### [Material for the task]
- - -

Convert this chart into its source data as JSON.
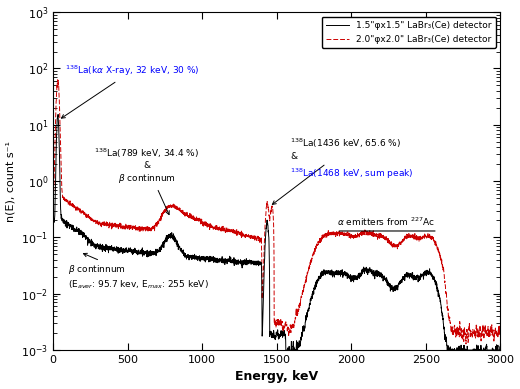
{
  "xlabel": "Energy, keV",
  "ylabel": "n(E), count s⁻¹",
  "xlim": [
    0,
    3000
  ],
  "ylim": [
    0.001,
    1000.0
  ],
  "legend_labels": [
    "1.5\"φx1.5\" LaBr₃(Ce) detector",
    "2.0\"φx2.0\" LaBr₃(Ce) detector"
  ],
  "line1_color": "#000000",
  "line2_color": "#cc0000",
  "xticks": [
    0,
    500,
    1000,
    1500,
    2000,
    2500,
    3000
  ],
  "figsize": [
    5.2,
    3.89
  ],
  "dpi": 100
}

- - -

### [Task instructions]
Copy out the whole listing exactly, and don't carry over any pictures.

### [Answer to the problem]
Convert this chart into its source data as JSON.
{
  "xlabel": "Energy, keV",
  "ylabel": "n(E), count s⁻¹",
  "xlim": [
    0,
    3000
  ],
  "ylim": [
    0.001,
    1000.0
  ],
  "legend_labels": [
    "1.5\"φx1.5\" LaBr₃(Ce) detector",
    "2.0\"φx2.0\" LaBr₃(Ce) detector"
  ],
  "line1_color": "#000000",
  "line2_color": "#cc0000",
  "xticks": [
    0,
    500,
    1000,
    1500,
    2000,
    2500,
    3000
  ],
  "figsize": [
    5.2,
    3.89
  ],
  "dpi": 100
}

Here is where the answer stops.